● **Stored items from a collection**
-- -- --

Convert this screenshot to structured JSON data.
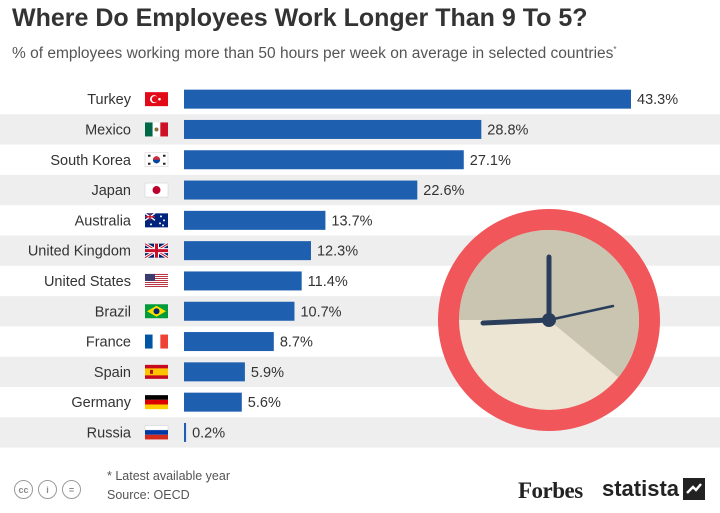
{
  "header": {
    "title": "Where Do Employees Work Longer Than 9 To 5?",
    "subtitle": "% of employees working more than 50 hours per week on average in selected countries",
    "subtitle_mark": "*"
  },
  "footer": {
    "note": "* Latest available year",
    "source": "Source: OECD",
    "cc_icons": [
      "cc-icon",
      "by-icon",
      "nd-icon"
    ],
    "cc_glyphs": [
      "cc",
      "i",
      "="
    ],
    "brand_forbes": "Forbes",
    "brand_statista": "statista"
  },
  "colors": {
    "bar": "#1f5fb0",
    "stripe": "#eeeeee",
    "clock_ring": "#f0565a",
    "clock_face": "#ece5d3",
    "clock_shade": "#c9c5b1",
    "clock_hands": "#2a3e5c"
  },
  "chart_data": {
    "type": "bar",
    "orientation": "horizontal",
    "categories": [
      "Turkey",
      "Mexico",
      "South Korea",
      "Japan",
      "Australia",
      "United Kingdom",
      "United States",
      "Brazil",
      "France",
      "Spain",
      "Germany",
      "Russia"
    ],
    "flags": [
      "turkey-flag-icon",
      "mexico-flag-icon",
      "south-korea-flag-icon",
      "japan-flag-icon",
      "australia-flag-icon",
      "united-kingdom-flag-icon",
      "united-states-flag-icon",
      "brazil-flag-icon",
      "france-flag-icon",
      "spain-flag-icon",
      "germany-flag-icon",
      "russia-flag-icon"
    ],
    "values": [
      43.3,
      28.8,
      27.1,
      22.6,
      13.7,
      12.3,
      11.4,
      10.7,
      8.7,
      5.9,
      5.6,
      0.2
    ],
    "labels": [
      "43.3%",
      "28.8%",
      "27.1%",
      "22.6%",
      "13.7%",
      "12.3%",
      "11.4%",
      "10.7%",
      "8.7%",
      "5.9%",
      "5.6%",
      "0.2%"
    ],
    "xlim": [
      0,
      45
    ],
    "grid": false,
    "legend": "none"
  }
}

-- -- --

● **INSTRUCTIONS TO FOLLOW**
Write the listing out a second time exactly, dropping all images.

● **FULL ANSWER**
Convert this screenshot to structured JSON data.
{
  "header": {
    "title": "Where Do Employees Work Longer Than 9 To 5?",
    "subtitle": "% of employees working more than 50 hours per week on average in selected countries",
    "subtitle_mark": "*"
  },
  "footer": {
    "note": "* Latest available year",
    "source": "Source: OECD",
    "cc_icons": [
      "cc-icon",
      "by-icon",
      "nd-icon"
    ],
    "cc_glyphs": [
      "cc",
      "i",
      "="
    ],
    "brand_forbes": "Forbes",
    "brand_statista": "statista"
  },
  "colors": {
    "bar": "#1f5fb0",
    "stripe": "#eeeeee",
    "clock_ring": "#f0565a",
    "clock_face": "#ece5d3",
    "clock_shade": "#c9c5b1",
    "clock_hands": "#2a3e5c"
  },
  "chart_data": {
    "type": "bar",
    "orientation": "horizontal",
    "categories": [
      "Turkey",
      "Mexico",
      "South Korea",
      "Japan",
      "Australia",
      "United Kingdom",
      "United States",
      "Brazil",
      "France",
      "Spain",
      "Germany",
      "Russia"
    ],
    "flags": [
      "turkey-flag-icon",
      "mexico-flag-icon",
      "south-korea-flag-icon",
      "japan-flag-icon",
      "australia-flag-icon",
      "united-kingdom-flag-icon",
      "united-states-flag-icon",
      "brazil-flag-icon",
      "france-flag-icon",
      "spain-flag-icon",
      "germany-flag-icon",
      "russia-flag-icon"
    ],
    "values": [
      43.3,
      28.8,
      27.1,
      22.6,
      13.7,
      12.3,
      11.4,
      10.7,
      8.7,
      5.9,
      5.6,
      0.2
    ],
    "labels": [
      "43.3%",
      "28.8%",
      "27.1%",
      "22.6%",
      "13.7%",
      "12.3%",
      "11.4%",
      "10.7%",
      "8.7%",
      "5.9%",
      "5.6%",
      "0.2%"
    ],
    "xlim": [
      0,
      45
    ],
    "grid": false,
    "legend": "none"
  }
}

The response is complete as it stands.